## The request
Transcribe each record below word for word.

## Supplied records
##########
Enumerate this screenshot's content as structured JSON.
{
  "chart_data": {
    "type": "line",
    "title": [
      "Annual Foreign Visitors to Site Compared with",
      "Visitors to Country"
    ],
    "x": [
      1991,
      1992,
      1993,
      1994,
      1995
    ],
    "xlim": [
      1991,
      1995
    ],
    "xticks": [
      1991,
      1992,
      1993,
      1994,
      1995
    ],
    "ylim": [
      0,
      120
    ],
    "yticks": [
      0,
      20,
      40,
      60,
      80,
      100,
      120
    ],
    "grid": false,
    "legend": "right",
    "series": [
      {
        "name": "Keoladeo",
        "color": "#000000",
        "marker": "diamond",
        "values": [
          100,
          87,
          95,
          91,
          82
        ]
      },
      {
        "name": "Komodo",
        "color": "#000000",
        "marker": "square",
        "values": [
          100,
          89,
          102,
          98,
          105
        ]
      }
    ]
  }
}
##########
## Answer to the problem
Enumerate this screenshot's content as structured JSON.
{
  "chart_data": {
    "type": "line",
    "title": [
      "Annual Foreign Visitors to Site Compared with",
      "Visitors to Country"
    ],
    "x": [
      1991,
      1992,
      1993,
      1994,
      1995
    ],
    "xlim": [
      1991,
      1995
    ],
    "xticks": [
      1991,
      1992,
      1993,
      1994,
      1995
    ],
    "ylim": [
      0,
      120
    ],
    "yticks": [
      0,
      20,
      40,
      60,
      80,
      100,
      120
    ],
    "grid": false,
    "legend": "right",
    "series": [
      {
        "name": "Keoladeo",
        "color": "#000000",
        "marker": "diamond",
        "values": [
          100,
          87,
          95,
          91,
          82
        ]
      },
      {
        "name": "Komodo",
        "color": "#000000",
        "marker": "square",
        "values": [
          100,
          89,
          102,
          98,
          105
        ]
      }
    ]
  }
}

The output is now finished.